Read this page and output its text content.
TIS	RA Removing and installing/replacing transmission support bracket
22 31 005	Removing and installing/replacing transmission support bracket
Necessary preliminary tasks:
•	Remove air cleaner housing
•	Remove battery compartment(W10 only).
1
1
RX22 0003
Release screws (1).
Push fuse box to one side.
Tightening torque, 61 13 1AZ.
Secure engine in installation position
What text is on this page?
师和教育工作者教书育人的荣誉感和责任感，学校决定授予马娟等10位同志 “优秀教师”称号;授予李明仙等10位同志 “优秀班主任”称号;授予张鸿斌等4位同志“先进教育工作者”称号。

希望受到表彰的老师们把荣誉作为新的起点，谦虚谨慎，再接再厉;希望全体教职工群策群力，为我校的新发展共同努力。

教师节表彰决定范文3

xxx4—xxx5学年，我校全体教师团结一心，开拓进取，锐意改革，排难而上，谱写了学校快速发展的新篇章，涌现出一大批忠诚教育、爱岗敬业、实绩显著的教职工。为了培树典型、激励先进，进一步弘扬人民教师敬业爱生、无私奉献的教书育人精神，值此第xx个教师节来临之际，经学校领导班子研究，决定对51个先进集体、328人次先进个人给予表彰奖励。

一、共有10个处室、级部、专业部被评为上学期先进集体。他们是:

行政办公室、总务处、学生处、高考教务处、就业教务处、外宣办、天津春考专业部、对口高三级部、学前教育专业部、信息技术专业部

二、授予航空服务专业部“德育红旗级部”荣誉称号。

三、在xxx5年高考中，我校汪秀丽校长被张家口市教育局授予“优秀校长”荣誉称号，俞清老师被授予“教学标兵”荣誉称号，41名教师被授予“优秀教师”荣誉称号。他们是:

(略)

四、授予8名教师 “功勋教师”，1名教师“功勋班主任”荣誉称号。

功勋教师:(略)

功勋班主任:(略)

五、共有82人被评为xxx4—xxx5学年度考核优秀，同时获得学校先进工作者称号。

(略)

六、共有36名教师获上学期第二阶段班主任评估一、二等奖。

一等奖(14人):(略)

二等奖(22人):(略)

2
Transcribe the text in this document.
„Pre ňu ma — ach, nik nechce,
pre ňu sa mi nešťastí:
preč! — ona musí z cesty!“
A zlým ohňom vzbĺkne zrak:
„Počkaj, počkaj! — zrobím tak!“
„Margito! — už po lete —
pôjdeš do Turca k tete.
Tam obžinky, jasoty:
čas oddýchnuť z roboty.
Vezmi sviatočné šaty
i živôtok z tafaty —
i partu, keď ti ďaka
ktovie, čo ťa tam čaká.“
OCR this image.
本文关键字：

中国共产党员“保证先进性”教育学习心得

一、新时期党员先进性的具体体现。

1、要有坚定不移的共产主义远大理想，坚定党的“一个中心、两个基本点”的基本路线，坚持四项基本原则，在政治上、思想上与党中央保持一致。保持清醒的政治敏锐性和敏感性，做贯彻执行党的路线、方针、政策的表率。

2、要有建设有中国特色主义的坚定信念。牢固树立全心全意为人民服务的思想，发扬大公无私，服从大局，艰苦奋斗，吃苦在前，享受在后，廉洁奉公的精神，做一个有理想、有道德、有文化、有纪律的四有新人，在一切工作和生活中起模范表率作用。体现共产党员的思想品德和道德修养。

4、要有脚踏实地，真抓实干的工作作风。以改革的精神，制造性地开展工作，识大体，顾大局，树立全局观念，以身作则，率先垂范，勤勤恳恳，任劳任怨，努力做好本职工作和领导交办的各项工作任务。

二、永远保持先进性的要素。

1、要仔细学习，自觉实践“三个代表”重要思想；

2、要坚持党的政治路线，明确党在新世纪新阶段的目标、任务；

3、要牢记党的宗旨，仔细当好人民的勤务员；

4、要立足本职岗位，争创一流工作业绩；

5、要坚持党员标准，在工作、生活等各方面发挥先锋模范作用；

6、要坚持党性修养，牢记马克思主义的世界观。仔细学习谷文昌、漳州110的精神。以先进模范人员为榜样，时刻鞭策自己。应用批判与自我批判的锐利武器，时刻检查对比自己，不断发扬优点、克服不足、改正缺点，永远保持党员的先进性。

****************

**Request:** Copy, character for character, the lines from the line that holds "Transcribe the text in this document." through the final line of the records above.

**Complete output:**
Transcribe the text in this document.
„Pre ňu ma — ach, nik nechce,
pre ňu sa mi nešťastí:
preč! — ona musí z cesty!“
A zlým ohňom vzbĺkne zrak:
„Počkaj, počkaj! — zrobím tak!“
„Margito! — už po lete —
pôjdeš do Turca k tete.
Tam obžinky, jasoty:
čas oddýchnuť z roboty.
Vezmi sviatočné šaty
i živôtok z tafaty —
i partu, keď ti ďaka
ktovie, čo ťa tam čaká.“
OCR this image.
本文关键字：

中国共产党员“保证先进性”教育学习心得

一、新时期党员先进性的具体体现。

1、要有坚定不移的共产主义远大理想，坚定党的“一个中心、两个基本点”的基本路线，坚持四项基本原则，在政治上、思想上与党中央保持一致。保持清醒的政治敏锐性和敏感性，做贯彻执行党的路线、方针、政策的表率。

2、要有建设有中国特色主义的坚定信念。牢固树立全心全意为人民服务的思想，发扬大公无私，服从大局，艰苦奋斗，吃苦在前，享受在后，廉洁奉公的精神，做一个有理想、有道德、有文化、有纪律的四有新人，在一切工作和生活中起模范表率作用。体现共产党员的思想品德和道德修养。

4、要有脚踏实地，真抓实干的工作作风。以改革的精神，制造性地开展工作，识大体，顾大局，树立全局观念，以身作则，率先垂范，勤勤恳恳，任劳任怨，努力做好本职工作和领导交办的各项工作任务。

二、永远保持先进性的要素。

1、要仔细学习，自觉实践“三个代表”重要思想；

2、要坚持党的政治路线，明确党在新世纪新阶段的目标、任务；

3、要牢记党的宗旨，仔细当好人民的勤务员；

4、要立足本职岗位，争创一流工作业绩；

5、要坚持党员标准，在工作、生活等各方面发挥先锋模范作用；

6、要坚持党性修养，牢记马克思主义的世界观。仔细学习谷文昌、漳州110的精神。以先进模范人员为榜样，时刻鞭策自己。应用批判与自我批判的锐利武器，时刻检查对比自己，不断发扬优点、克服不足、改正缺点，永远保持党员的先进性。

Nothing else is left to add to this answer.